● Directions
Retype the records that come next, word for word.
>> BEGIN
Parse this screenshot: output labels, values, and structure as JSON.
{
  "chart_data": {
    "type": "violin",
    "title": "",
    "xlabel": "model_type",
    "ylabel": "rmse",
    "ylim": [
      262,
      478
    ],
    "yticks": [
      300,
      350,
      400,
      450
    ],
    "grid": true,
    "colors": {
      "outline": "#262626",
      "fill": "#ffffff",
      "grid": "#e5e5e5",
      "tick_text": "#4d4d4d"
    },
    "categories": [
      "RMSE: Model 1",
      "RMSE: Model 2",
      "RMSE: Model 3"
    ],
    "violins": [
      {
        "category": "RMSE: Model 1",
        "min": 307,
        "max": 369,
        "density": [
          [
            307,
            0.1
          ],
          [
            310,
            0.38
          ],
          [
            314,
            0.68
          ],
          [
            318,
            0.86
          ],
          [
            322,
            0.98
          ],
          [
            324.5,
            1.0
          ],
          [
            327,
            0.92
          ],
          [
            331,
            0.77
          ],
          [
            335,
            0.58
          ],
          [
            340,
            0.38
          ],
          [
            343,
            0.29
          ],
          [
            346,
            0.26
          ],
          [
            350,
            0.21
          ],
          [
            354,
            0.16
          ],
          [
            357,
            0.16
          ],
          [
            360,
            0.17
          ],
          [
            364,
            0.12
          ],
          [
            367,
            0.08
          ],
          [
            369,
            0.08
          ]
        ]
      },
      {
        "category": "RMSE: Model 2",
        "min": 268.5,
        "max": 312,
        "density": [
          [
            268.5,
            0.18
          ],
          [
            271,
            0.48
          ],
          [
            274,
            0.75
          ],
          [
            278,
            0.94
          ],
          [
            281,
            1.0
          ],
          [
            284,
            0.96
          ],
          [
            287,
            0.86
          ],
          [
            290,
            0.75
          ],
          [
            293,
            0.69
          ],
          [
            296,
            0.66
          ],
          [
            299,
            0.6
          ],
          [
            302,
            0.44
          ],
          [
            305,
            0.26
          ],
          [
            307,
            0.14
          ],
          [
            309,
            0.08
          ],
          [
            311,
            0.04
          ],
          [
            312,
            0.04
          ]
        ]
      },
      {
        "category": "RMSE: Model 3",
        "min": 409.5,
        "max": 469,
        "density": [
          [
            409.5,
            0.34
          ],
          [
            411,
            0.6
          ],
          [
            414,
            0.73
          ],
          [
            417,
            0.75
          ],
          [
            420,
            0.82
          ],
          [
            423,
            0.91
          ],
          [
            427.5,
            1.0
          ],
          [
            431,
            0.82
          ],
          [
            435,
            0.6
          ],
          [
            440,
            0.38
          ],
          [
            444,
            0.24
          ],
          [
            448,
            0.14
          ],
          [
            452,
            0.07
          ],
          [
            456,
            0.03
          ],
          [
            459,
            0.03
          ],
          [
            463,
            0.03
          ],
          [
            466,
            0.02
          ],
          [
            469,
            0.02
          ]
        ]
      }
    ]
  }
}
>> END
● Reply to the exercise
Parse this screenshot: output labels, values, and structure as JSON.
{
  "chart_data": {
    "type": "violin",
    "title": "",
    "xlabel": "model_type",
    "ylabel": "rmse",
    "ylim": [
      262,
      478
    ],
    "yticks": [
      300,
      350,
      400,
      450
    ],
    "grid": true,
    "colors": {
      "outline": "#262626",
      "fill": "#ffffff",
      "grid": "#e5e5e5",
      "tick_text": "#4d4d4d"
    },
    "categories": [
      "RMSE: Model 1",
      "RMSE: Model 2",
      "RMSE: Model 3"
    ],
    "violins": [
      {
        "category": "RMSE: Model 1",
        "min": 307,
        "max": 369,
        "density": [
          [
            307,
            0.1
          ],
          [
            310,
            0.38
          ],
          [
            314,
            0.68
          ],
          [
            318,
            0.86
          ],
          [
            322,
            0.98
          ],
          [
            324.5,
            1.0
          ],
          [
            327,
            0.92
          ],
          [
            331,
            0.77
          ],
          [
            335,
            0.58
          ],
          [
            340,
            0.38
          ],
          [
            343,
            0.29
          ],
          [
            346,
            0.26
          ],
          [
            350,
            0.21
          ],
          [
            354,
            0.16
          ],
          [
            357,
            0.16
          ],
          [
            360,
            0.17
          ],
          [
            364,
            0.12
          ],
          [
            367,
            0.08
          ],
          [
            369,
            0.08
          ]
        ]
      },
      {
        "category": "RMSE: Model 2",
        "min": 268.5,
        "max": 312,
        "density": [
          [
            268.5,
            0.18
          ],
          [
            271,
            0.48
          ],
          [
            274,
            0.75
          ],
          [
            278,
            0.94
          ],
          [
            281,
            1.0
          ],
          [
            284,
            0.96
          ],
          [
            287,
            0.86
          ],
          [
            290,
            0.75
          ],
          [
            293,
            0.69
          ],
          [
            296,
            0.66
          ],
          [
            299,
            0.6
          ],
          [
            302,
            0.44
          ],
          [
            305,
            0.26
          ],
          [
            307,
            0.14
          ],
          [
            309,
            0.08
          ],
          [
            311,
            0.04
          ],
          [
            312,
            0.04
          ]
        ]
      },
      {
        "category": "RMSE: Model 3",
        "min": 409.5,
        "max": 469,
        "density": [
          [
            409.5,
            0.34
          ],
          [
            411,
            0.6
          ],
          [
            414,
            0.73
          ],
          [
            417,
            0.75
          ],
          [
            420,
            0.82
          ],
          [
            423,
            0.91
          ],
          [
            427.5,
            1.0
          ],
          [
            431,
            0.82
          ],
          [
            435,
            0.6
          ],
          [
            440,
            0.38
          ],
          [
            444,
            0.24
          ],
          [
            448,
            0.14
          ],
          [
            452,
            0.07
          ],
          [
            456,
            0.03
          ],
          [
            459,
            0.03
          ],
          [
            463,
            0.03
          ],
          [
            466,
            0.02
          ],
          [
            469,
            0.02
          ]
        ]
      }
    ]
  }
}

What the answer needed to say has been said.